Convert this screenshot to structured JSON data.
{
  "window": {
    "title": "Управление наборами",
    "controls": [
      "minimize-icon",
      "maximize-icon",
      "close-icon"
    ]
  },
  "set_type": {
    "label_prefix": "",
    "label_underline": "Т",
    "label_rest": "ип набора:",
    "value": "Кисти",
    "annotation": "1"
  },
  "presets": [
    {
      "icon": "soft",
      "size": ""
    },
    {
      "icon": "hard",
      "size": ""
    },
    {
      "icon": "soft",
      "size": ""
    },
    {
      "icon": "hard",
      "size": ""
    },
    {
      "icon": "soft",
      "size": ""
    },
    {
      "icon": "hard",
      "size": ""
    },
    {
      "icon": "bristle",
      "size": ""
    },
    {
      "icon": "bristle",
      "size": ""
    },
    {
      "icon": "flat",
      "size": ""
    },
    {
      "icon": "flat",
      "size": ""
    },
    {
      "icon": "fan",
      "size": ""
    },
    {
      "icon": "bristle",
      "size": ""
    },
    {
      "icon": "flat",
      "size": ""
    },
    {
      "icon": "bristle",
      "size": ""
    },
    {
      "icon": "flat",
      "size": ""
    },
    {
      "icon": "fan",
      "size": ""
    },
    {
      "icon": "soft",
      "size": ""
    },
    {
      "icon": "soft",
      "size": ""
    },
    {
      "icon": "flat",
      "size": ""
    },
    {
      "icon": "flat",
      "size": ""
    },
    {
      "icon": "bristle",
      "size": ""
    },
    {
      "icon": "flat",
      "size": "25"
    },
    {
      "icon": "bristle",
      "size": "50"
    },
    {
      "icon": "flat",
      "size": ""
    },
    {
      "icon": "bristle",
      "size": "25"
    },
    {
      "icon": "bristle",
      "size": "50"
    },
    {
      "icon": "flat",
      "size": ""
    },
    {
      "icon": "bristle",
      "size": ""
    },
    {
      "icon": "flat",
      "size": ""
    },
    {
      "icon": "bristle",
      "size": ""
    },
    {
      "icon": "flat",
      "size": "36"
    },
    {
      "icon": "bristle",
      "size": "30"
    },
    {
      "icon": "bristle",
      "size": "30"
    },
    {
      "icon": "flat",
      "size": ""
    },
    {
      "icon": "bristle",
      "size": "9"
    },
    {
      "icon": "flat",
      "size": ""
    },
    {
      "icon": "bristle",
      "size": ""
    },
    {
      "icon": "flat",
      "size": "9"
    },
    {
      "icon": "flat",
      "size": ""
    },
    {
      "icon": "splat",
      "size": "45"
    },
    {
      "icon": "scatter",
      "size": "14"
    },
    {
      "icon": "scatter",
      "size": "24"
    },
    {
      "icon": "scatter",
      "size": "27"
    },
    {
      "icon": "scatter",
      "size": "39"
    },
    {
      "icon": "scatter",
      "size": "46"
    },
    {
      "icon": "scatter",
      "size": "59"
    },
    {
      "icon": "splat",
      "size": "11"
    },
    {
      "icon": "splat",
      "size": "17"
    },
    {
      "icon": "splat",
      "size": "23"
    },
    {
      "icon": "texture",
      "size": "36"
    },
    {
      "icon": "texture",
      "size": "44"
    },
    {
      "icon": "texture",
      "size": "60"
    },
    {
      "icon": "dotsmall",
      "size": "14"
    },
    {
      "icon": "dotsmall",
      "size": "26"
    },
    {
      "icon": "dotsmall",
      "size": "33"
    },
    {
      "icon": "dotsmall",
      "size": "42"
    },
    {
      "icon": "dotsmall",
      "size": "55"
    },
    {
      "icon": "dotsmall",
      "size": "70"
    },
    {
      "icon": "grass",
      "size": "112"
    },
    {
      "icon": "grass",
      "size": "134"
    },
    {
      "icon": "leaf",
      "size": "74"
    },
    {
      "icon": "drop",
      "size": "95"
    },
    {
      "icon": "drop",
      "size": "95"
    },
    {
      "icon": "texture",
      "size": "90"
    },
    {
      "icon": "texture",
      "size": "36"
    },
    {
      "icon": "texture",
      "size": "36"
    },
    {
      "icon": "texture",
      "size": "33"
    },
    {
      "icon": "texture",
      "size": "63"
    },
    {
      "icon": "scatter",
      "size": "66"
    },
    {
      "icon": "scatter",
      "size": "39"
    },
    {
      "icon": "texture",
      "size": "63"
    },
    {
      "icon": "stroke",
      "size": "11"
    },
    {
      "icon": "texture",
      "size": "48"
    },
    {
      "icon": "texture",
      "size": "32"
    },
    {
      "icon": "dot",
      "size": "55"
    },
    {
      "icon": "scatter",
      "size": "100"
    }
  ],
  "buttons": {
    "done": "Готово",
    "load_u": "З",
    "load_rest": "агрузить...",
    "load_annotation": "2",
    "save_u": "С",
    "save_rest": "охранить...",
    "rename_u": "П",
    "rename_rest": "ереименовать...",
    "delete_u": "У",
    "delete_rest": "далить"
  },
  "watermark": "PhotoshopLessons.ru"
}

------

__What the task asks__.
Would you copy out each line exactly as written?

__Solution for this problem__.
Convert this screenshot to structured JSON data.
{
  "window": {
    "title": "Управление наборами",
    "controls": [
      "minimize-icon",
      "maximize-icon",
      "close-icon"
    ]
  },
  "set_type": {
    "label_prefix": "",
    "label_underline": "Т",
    "label_rest": "ип набора:",
    "value": "Кисти",
    "annotation": "1"
  },
  "presets": [
    {
      "icon": "soft",
      "size": ""
    },
    {
      "icon": "hard",
      "size": ""
    },
    {
      "icon": "soft",
      "size": ""
    },
    {
      "icon": "hard",
      "size": ""
    },
    {
      "icon": "soft",
      "size": ""
    },
    {
      "icon": "hard",
      "size": ""
    },
    {
      "icon": "bristle",
      "size": ""
    },
    {
      "icon": "bristle",
      "size": ""
    },
    {
      "icon": "flat",
      "size": ""
    },
    {
      "icon": "flat",
      "size": ""
    },
    {
      "icon": "fan",
      "size": ""
    },
    {
      "icon": "bristle",
      "size": ""
    },
    {
      "icon": "flat",
      "size": ""
    },
    {
      "icon": "bristle",
      "size": ""
    },
    {
      "icon": "flat",
      "size": ""
    },
    {
      "icon": "fan",
      "size": ""
    },
    {
      "icon": "soft",
      "size": ""
    },
    {
      "icon": "soft",
      "size": ""
    },
    {
      "icon": "flat",
      "size": ""
    },
    {
      "icon": "flat",
      "size": ""
    },
    {
      "icon": "bristle",
      "size": ""
    },
    {
      "icon": "flat",
      "size": "25"
    },
    {
      "icon": "bristle",
      "size": "50"
    },
    {
      "icon": "flat",
      "size": ""
    },
    {
      "icon": "bristle",
      "size": "25"
    },
    {
      "icon": "bristle",
      "size": "50"
    },
    {
      "icon": "flat",
      "size": ""
    },
    {
      "icon": "bristle",
      "size": ""
    },
    {
      "icon": "flat",
      "size": ""
    },
    {
      "icon": "bristle",
      "size": ""
    },
    {
      "icon": "flat",
      "size": "36"
    },
    {
      "icon": "bristle",
      "size": "30"
    },
    {
      "icon": "bristle",
      "size": "30"
    },
    {
      "icon": "flat",
      "size": ""
    },
    {
      "icon": "bristle",
      "size": "9"
    },
    {
      "icon": "flat",
      "size": ""
    },
    {
      "icon": "bristle",
      "size": ""
    },
    {
      "icon": "flat",
      "size": "9"
    },
    {
      "icon": "flat",
      "size": ""
    },
    {
      "icon": "splat",
      "size": "45"
    },
    {
      "icon": "scatter",
      "size": "14"
    },
    {
      "icon": "scatter",
      "size": "24"
    },
    {
      "icon": "scatter",
      "size": "27"
    },
    {
      "icon": "scatter",
      "size": "39"
    },
    {
      "icon": "scatter",
      "size": "46"
    },
    {
      "icon": "scatter",
      "size": "59"
    },
    {
      "icon": "splat",
      "size": "11"
    },
    {
      "icon": "splat",
      "size": "17"
    },
    {
      "icon": "splat",
      "size": "23"
    },
    {
      "icon": "texture",
      "size": "36"
    },
    {
      "icon": "texture",
      "size": "44"
    },
    {
      "icon": "texture",
      "size": "60"
    },
    {
      "icon": "dotsmall",
      "size": "14"
    },
    {
      "icon": "dotsmall",
      "size": "26"
    },
    {
      "icon": "dotsmall",
      "size": "33"
    },
    {
      "icon": "dotsmall",
      "size": "42"
    },
    {
      "icon": "dotsmall",
      "size": "55"
    },
    {
      "icon": "dotsmall",
      "size": "70"
    },
    {
      "icon": "grass",
      "size": "112"
    },
    {
      "icon": "grass",
      "size": "134"
    },
    {
      "icon": "leaf",
      "size": "74"
    },
    {
      "icon": "drop",
      "size": "95"
    },
    {
      "icon": "drop",
      "size": "95"
    },
    {
      "icon": "texture",
      "size": "90"
    },
    {
      "icon": "texture",
      "size": "36"
    },
    {
      "icon": "texture",
      "size": "36"
    },
    {
      "icon": "texture",
      "size": "33"
    },
    {
      "icon": "texture",
      "size": "63"
    },
    {
      "icon": "scatter",
      "size": "66"
    },
    {
      "icon": "scatter",
      "size": "39"
    },
    {
      "icon": "texture",
      "size": "63"
    },
    {
      "icon": "stroke",
      "size": "11"
    },
    {
      "icon": "texture",
      "size": "48"
    },
    {
      "icon": "texture",
      "size": "32"
    },
    {
      "icon": "dot",
      "size": "55"
    },
    {
      "icon": "scatter",
      "size": "100"
    }
  ],
  "buttons": {
    "done": "Готово",
    "load_u": "З",
    "load_rest": "агрузить...",
    "load_annotation": "2",
    "save_u": "С",
    "save_rest": "охранить...",
    "rename_u": "П",
    "rename_rest": "ереименовать...",
    "delete_u": "У",
    "delete_rest": "далить"
  },
  "watermark": "PhotoshopLessons.ru"
}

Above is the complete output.